EXERCISE OBJECTIVE:
From the article on teenage drug and alcohol use below, extract everything from "The study suggests" down to "shoplifting and vandalism.", word for word.

====== PASSAGE FOR REVIEW

One in ten teenagers have tried hard drugs such as cocaine, ecstasy and ketamine, a study into the behaviours of Generation Z has found.
Nearly a third (31%) had tried cannabis and 10% had tried harder drugs by the age of 17, according to research from University College London’s (UCL) Centre for Longitudinal Studies.
The study suggests that rates of drug use remained similar among 17-year-olds regardless of their parents’ educational backgrounds.
But teenagers whose parents had at least a degree were more likely to binge drink than those whose parents had lower level qualifications, it found.
The researchers analysed data from nearly 10,000 individuals across the UK in the Millennium Cohort Study, a nationally representative study of teenagers born around 2000.
When participants were 17 years old in 2018-19, they were asked questions about drug taking, binge drinking and smoking, as well as assault, shoplifting and vandalism.
Overall, more than half (53%) of young people had engaged in binge drinking – drinking five or more drinks at a time – and 9% had done this on 10 or more occasions in the past year.
Teenagers whose parents were highly educated, holding at least a degree, were more likely to engage in binge drinking than those whose parents had lower level qualifications (59% vs 50%).
They were also more likely to report having tried alcohol (89% vs 82%).
The study also discovered differences in rates of substance use according to sex and ethnicity.
Males were more likely than females to use cannabis (34% vs 28%), take harder drugs (12% vs 8%) and binge drink (56% vs 51%).
White teenagers were much more likely to have experimented with substances than their ethnic minority peers. They were twice as likely to report taking harder drugs (11% vs 5%) and almost three times more likely to report binge drinking than ethnic minority teenagers (59% vs 21%).
Study co-author Professor Emla Fitzsimons said: “To some extent, experimental and risk-taking behaviours are an expected part of growing up and, for many, will subside in early adulthood.

============
====== RECORD EXTRACTS

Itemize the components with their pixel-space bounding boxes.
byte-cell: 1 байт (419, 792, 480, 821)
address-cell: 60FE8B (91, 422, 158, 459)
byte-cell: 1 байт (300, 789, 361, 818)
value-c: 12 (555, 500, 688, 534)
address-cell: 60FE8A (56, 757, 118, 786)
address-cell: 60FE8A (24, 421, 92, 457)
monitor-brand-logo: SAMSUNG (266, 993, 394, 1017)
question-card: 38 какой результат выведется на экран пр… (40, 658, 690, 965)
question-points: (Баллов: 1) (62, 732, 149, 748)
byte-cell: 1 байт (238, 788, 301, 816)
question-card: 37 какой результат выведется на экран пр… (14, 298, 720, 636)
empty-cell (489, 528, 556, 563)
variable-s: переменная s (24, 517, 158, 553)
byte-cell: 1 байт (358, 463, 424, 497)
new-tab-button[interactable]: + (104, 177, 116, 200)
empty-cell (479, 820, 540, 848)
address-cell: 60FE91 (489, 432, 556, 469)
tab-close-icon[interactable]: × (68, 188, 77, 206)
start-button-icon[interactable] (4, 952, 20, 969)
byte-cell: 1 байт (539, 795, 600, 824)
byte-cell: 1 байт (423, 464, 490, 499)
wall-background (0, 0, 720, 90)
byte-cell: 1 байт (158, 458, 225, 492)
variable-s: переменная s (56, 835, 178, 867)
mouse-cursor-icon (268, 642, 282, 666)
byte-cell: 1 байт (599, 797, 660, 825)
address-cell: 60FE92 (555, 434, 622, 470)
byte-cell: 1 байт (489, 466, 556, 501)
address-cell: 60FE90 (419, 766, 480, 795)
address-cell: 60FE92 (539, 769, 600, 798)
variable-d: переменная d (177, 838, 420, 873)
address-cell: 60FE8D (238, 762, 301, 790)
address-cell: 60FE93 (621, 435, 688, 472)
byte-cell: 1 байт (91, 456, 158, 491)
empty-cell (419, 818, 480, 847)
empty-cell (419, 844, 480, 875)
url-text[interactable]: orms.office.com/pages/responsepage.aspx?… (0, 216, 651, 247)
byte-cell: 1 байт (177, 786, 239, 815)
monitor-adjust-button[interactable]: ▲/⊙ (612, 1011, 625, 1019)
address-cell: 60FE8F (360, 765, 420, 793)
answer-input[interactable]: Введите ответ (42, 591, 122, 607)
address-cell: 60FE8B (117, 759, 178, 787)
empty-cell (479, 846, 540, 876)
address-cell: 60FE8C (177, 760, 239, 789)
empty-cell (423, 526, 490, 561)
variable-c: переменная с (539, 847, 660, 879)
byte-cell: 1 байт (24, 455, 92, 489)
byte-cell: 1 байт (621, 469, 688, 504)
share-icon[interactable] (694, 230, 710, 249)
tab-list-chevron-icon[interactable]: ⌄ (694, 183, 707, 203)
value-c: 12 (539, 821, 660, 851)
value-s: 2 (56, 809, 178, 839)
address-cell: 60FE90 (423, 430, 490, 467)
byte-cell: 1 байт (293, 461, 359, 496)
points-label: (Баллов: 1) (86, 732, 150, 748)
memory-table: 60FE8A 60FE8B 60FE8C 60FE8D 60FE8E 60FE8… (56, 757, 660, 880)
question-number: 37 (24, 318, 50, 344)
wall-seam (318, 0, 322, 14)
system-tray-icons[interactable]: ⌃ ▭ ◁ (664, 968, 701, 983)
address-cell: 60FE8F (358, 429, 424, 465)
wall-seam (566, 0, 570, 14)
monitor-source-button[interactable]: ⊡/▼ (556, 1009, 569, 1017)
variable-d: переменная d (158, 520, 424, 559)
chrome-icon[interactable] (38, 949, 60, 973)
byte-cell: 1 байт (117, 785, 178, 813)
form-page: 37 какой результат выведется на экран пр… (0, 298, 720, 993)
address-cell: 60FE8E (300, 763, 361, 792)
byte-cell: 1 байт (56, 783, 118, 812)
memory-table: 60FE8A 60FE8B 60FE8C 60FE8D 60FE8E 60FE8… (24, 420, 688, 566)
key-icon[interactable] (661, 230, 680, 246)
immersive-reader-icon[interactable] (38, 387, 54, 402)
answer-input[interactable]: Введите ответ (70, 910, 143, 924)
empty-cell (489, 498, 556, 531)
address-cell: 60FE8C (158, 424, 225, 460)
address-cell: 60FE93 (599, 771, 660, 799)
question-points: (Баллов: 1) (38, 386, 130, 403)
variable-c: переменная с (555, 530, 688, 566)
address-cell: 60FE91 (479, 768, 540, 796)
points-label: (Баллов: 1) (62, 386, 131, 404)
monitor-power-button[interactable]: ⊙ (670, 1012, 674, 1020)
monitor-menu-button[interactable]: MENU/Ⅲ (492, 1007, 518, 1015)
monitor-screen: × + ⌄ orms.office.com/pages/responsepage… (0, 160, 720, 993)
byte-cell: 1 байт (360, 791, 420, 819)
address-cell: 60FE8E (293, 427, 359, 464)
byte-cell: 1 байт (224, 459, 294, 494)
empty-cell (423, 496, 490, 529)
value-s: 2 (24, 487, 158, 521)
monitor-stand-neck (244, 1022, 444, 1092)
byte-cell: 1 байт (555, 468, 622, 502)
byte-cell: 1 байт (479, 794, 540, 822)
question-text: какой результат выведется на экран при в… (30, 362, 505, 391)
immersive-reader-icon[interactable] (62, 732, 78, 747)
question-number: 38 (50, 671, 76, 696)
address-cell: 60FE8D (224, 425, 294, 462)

============

FINISHED EXERCISE:
The study suggests that rates of drug use remained similar among 17-year-olds regardless of their parents’ educational backgrounds.
But teenagers whose parents had at least a degree were more likely to binge drink than those whose parents had lower level qualifications, it found.
The researchers analysed data from nearly 10,000 individuals across the UK in the Millennium Cohort Study, a nationally representative study of teenagers born around 2000.
When participants were 17 years old in 2018-19, they were asked questions about drug taking, binge drinking and smoking, as well as assault, shoplifting and vandalism.